* _The request_: Locate each line below that includes "need" and reproduce it.

* _Stored data_:
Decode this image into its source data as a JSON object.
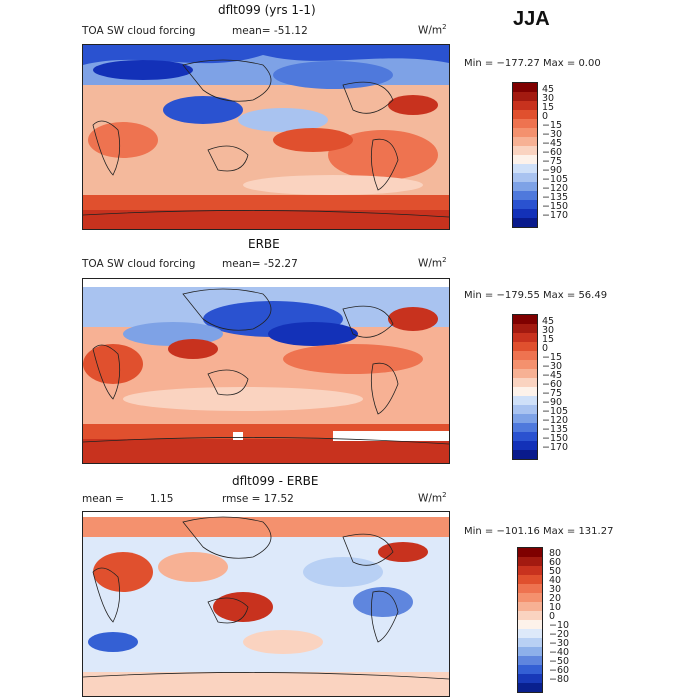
{
  "season": "JJA",
  "panels": [
    {
      "title": "dflt099 (yrs 1-1)",
      "field_label": "TOA SW cloud forcing",
      "stat_label": "mean=",
      "stat_value": "-51.12",
      "units": "W/m",
      "units_exp": "2",
      "minmax": "Min = −177.27 Max =    0.00",
      "colorbar_labels": [
        "45",
        "30",
        "15",
        "0",
        "−15",
        "−30",
        "−45",
        "−60",
        "−75",
        "−90",
        "−105",
        "−120",
        "−135",
        "−150",
        "−170"
      ]
    },
    {
      "title": "ERBE",
      "field_label": "TOA SW cloud forcing",
      "stat_label": "mean=",
      "stat_value": "-52.27",
      "units": "W/m",
      "units_exp": "2",
      "minmax": "Min = −179.55 Max =  56.49",
      "colorbar_labels": [
        "45",
        "30",
        "15",
        "0",
        "−15",
        "−30",
        "−45",
        "−60",
        "−75",
        "−90",
        "−105",
        "−120",
        "−135",
        "−150",
        "−170"
      ]
    },
    {
      "title": "dflt099 - ERBE",
      "field_label": "mean =",
      "stat_label": "1.15",
      "stat_value": "rmse =    17.52",
      "units": "W/m",
      "units_exp": "2",
      "minmax": "Min = −101.16 Max = 131.27",
      "colorbar_labels": [
        "80",
        "60",
        "50",
        "40",
        "30",
        "20",
        "10",
        "0",
        "−10",
        "−20",
        "−30",
        "−40",
        "−50",
        "−60",
        "−80"
      ]
    }
  ],
  "colors": {
    "forcing_scale": [
      "#7f0000",
      "#a31a10",
      "#c8321e",
      "#e0502e",
      "#ee7350",
      "#f4916e",
      "#f7b194",
      "#fad3c0",
      "#fdf2ea",
      "#cfe0f8",
      "#a9c3f0",
      "#7ea2e6",
      "#4f79dc",
      "#2a52d0",
      "#1331b8",
      "#091a8c"
    ],
    "diff_scale": [
      "#7f0000",
      "#a31a10",
      "#c8321e",
      "#e0502e",
      "#ee7350",
      "#f4916e",
      "#f7b194",
      "#fad3c0",
      "#fdf2ea",
      "#dde9fa",
      "#b8d0f4",
      "#8db0ea",
      "#5f86de",
      "#3460d4",
      "#1839b8",
      "#09208e"
    ]
  }
}
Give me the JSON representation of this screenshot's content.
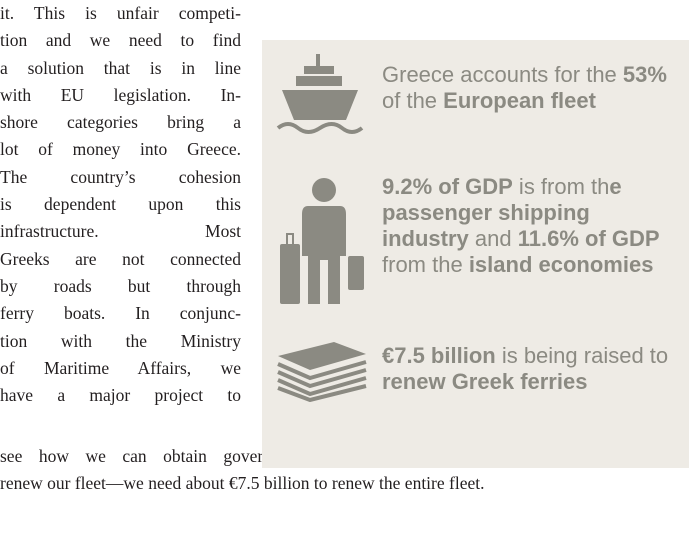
{
  "article": {
    "column_lines": [
      "it. This is unfair competi-",
      "tion and we need to find",
      "a solution that is in line",
      "with EU legislation. In-",
      "shore categories bring a",
      "lot of money into Greece.",
      "The country’s cohesion",
      "is dependent upon this",
      "infrastructure. Most",
      "Greeks are not connected",
      "by roads but through",
      "ferry boats. In conjunc-",
      "tion with the Ministry",
      "of Maritime Affairs, we",
      "have a major project to"
    ],
    "full_lines": [
      "see how we can obtain government and EU grants or loans, so that we can",
      "renew our fleet—we need about €7.5 billion to renew the entire fleet."
    ]
  },
  "infobox": {
    "items": [
      {
        "parts": [
          {
            "text": "Greece accounts for the ",
            "bold": false
          },
          {
            "text": "53%",
            "bold": true
          },
          {
            "text": " of the ",
            "bold": false
          },
          {
            "text": "European fleet",
            "bold": true
          }
        ]
      },
      {
        "parts": [
          {
            "text": "9.2% of GDP",
            "bold": true
          },
          {
            "text": " is from th",
            "bold": false
          },
          {
            "text": "e passenger shipping industry",
            "bold": true
          },
          {
            "text": " and ",
            "bold": false
          },
          {
            "text": "11.6% of GDP",
            "bold": true
          },
          {
            "text": " from the ",
            "bold": false
          },
          {
            "text": "island economies",
            "bold": true
          }
        ]
      },
      {
        "parts": [
          {
            "text": "€7.5 billion",
            "bold": true
          },
          {
            "text": " is being raised to ",
            "bold": false
          },
          {
            "text": "renew Greek ferries",
            "bold": true
          }
        ]
      }
    ]
  }
}
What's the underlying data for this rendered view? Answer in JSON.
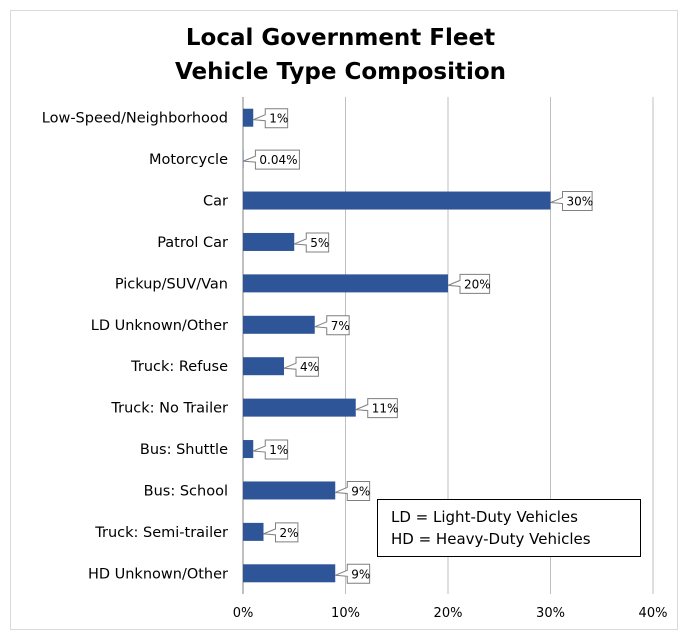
{
  "chart_data": {
    "type": "bar",
    "orientation": "horizontal",
    "title": "Local Government Fleet",
    "subtitle": "Vehicle Type Composition",
    "categories": [
      "Low-Speed/Neighborhood",
      "Motorcycle",
      "Car",
      "Patrol Car",
      "Pickup/SUV/Van",
      "LD Unknown/Other",
      "Truck: Refuse",
      "Truck: No Trailer",
      "Bus: Shuttle",
      "Bus: School",
      "Truck: Semi-trailer",
      "HD Unknown/Other"
    ],
    "values": [
      1,
      0.04,
      30,
      5,
      20,
      7,
      4,
      11,
      1,
      9,
      2,
      9
    ],
    "data_labels": [
      "1%",
      "0.04%",
      "30%",
      "5%",
      "20%",
      "7%",
      "4%",
      "11%",
      "1%",
      "9%",
      "2%",
      "9%"
    ],
    "x_ticks": [
      "0%",
      "10%",
      "20%",
      "30%",
      "40%"
    ],
    "xlim": [
      0,
      40
    ],
    "grid": "vertical",
    "bar_color": "#2e5597",
    "legend_lines": [
      "LD = Light-Duty Vehicles",
      "HD = Heavy-Duty Vehicles"
    ],
    "legend_position": "bottom-right"
  }
}
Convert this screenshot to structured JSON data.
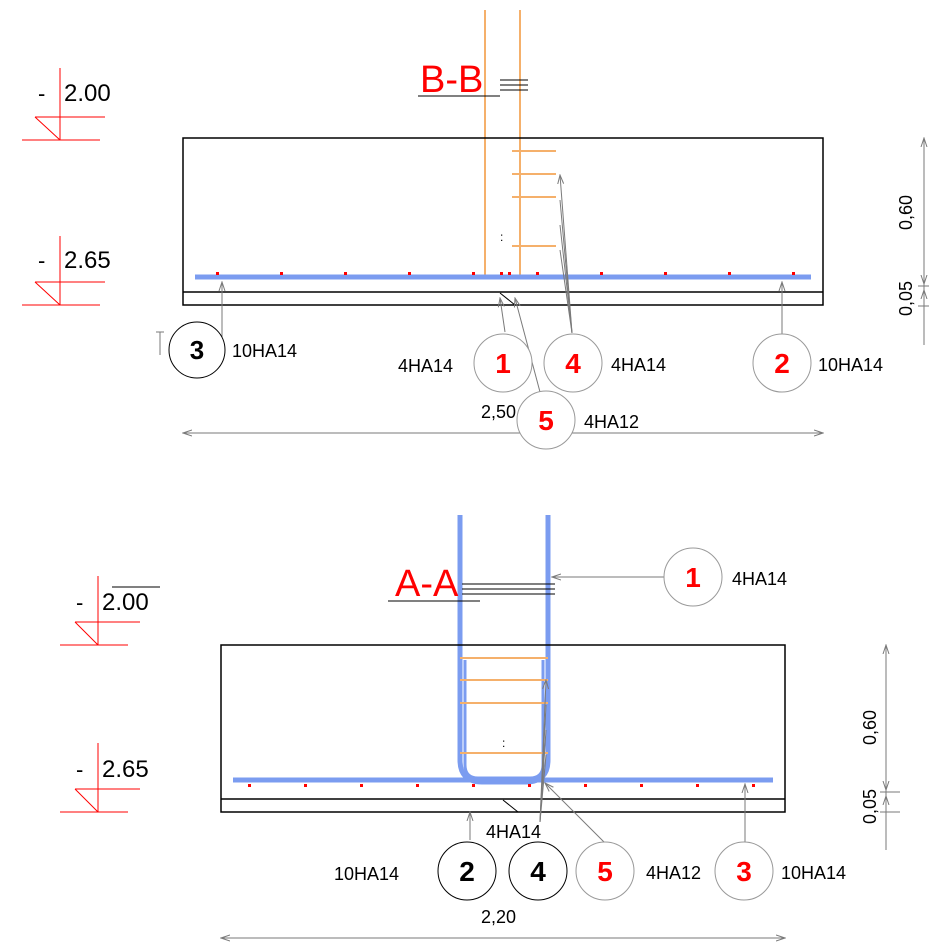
{
  "colors": {
    "annotation_red": "#ff0000",
    "bar_blue": "#7b9cf0",
    "stirrup_orange": "#f5b06b",
    "line_black": "#000000",
    "leader_gray": "#7a7a7a"
  },
  "section_bb": {
    "title": "B-B",
    "levels": [
      {
        "sign": "-",
        "value": "2.00"
      },
      {
        "sign": "-",
        "value": "2.65"
      }
    ],
    "dims": {
      "height": "0,60",
      "cover": "0,05",
      "width": "2,50"
    },
    "marks": [
      {
        "num": "3",
        "label": "10HA14"
      },
      {
        "num": "1",
        "label": "4HA14"
      },
      {
        "num": "4",
        "label": "4HA14"
      },
      {
        "num": "2",
        "label": "10HA14"
      },
      {
        "num": "5",
        "label": "4HA12"
      }
    ],
    "colon": ":"
  },
  "section_aa": {
    "title": "A-A",
    "levels": [
      {
        "sign": "-",
        "value": "2.00"
      },
      {
        "sign": "-",
        "value": "2.65"
      }
    ],
    "dims": {
      "height": "0,60",
      "cover": "0,05",
      "width": "2,20"
    },
    "marks": [
      {
        "num": "1",
        "label": "4HA14"
      },
      {
        "num": "2",
        "label": "10HA14"
      },
      {
        "num": "4",
        "label": "4HA14"
      },
      {
        "num": "5",
        "label": "4HA12"
      },
      {
        "num": "3",
        "label": "10HA14"
      }
    ],
    "colon": ":"
  }
}
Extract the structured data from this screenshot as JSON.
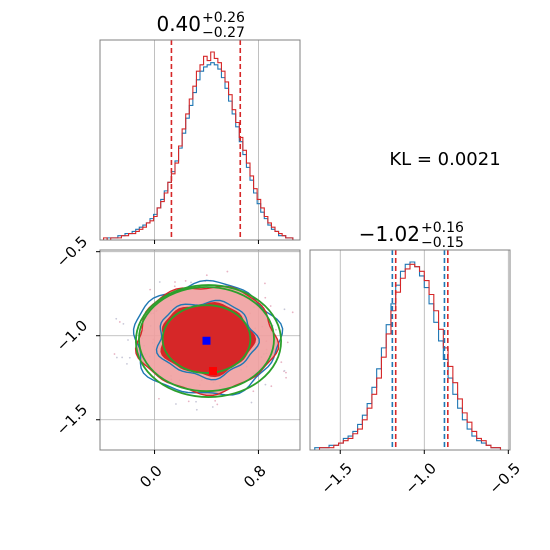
{
  "chart_data": {
    "type": "corner",
    "kl_label": "KL = 0.0021",
    "colors": {
      "blue": "#1f77b4",
      "red": "#d62728",
      "green": "#2ca02c",
      "grid": "#b0b0b0",
      "spine": "#808080",
      "red_fill_light": "#f0a0a0"
    },
    "param1": {
      "title_center": "0.40",
      "title_plus": "+0.26",
      "title_minus": "−0.27",
      "median": 0.4,
      "quantiles": [
        0.13,
        0.66
      ],
      "xlim": [
        -0.42,
        1.12
      ],
      "xticks": [
        0.0,
        0.8
      ],
      "xtick_labels": [
        "0.0",
        "0.8"
      ],
      "hist_red": [
        0,
        1,
        0,
        1,
        1,
        1,
        2,
        2,
        3,
        3,
        4,
        5,
        6,
        8,
        9,
        11,
        15,
        18,
        22,
        27,
        31,
        36,
        44,
        52,
        59,
        66,
        72,
        79,
        82,
        86,
        84,
        88,
        85,
        83,
        79,
        74,
        68,
        61,
        55,
        48,
        42,
        36,
        30,
        24,
        19,
        15,
        11,
        8,
        6,
        4,
        3,
        2,
        1,
        1,
        0,
        0
      ],
      "hist_blue": [
        0,
        0,
        1,
        1,
        1,
        2,
        2,
        3,
        3,
        4,
        5,
        6,
        7,
        8,
        10,
        12,
        15,
        19,
        23,
        27,
        32,
        37,
        43,
        50,
        57,
        63,
        69,
        75,
        79,
        81,
        82,
        83,
        82,
        80,
        76,
        71,
        65,
        59,
        53,
        46,
        40,
        34,
        28,
        22,
        17,
        13,
        10,
        7,
        5,
        4,
        2,
        2,
        1,
        1,
        0,
        0
      ]
    },
    "param2": {
      "title_center": "−1.02",
      "title_plus": "+0.16",
      "title_minus": "−0.15",
      "median": -1.02,
      "quantiles_red": [
        -1.17,
        -0.86
      ],
      "quantiles_blue": [
        -1.19,
        -0.88
      ],
      "xlim": [
        -1.68,
        -0.49
      ],
      "xticks": [
        -1.5,
        -1.0,
        -0.5
      ],
      "xtick_labels": [
        "−1.5",
        "−1.0",
        "−0.5"
      ],
      "hist_red": [
        0,
        0,
        1,
        1,
        1,
        2,
        3,
        4,
        5,
        7,
        9,
        13,
        18,
        24,
        31,
        40,
        50,
        60,
        68,
        74,
        78,
        80,
        79,
        77,
        73,
        67,
        60,
        52,
        44,
        36,
        29,
        22,
        16,
        12,
        8,
        5,
        4,
        2,
        1,
        1,
        0,
        0
      ],
      "hist_blue": [
        0,
        1,
        1,
        1,
        2,
        2,
        3,
        5,
        6,
        8,
        11,
        15,
        20,
        27,
        35,
        44,
        54,
        63,
        71,
        77,
        80,
        81,
        79,
        75,
        70,
        63,
        55,
        47,
        39,
        31,
        24,
        18,
        13,
        9,
        6,
        4,
        3,
        2,
        1,
        1,
        0,
        0
      ]
    },
    "joint": {
      "xlim": [
        -0.42,
        1.12
      ],
      "ylim": [
        -1.68,
        -0.49
      ],
      "yticks": [
        -0.5,
        -1.0,
        -1.5
      ],
      "ytick_labels": [
        "−0.5",
        "−1.0",
        "−1.5"
      ],
      "xticks": [
        0.0,
        0.8
      ],
      "xtick_labels": [
        "0.0",
        "0.8"
      ],
      "blue_marker": [
        0.4,
        -1.03
      ],
      "red_marker": [
        0.45,
        -1.21
      ],
      "sigma_x": 0.26,
      "sigma_y": 0.155
    }
  }
}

* _Solution to the exercise_:
      "tion and we need to find",
      "renew our fleet—we need about €7.5 billion to renew the entire fleet."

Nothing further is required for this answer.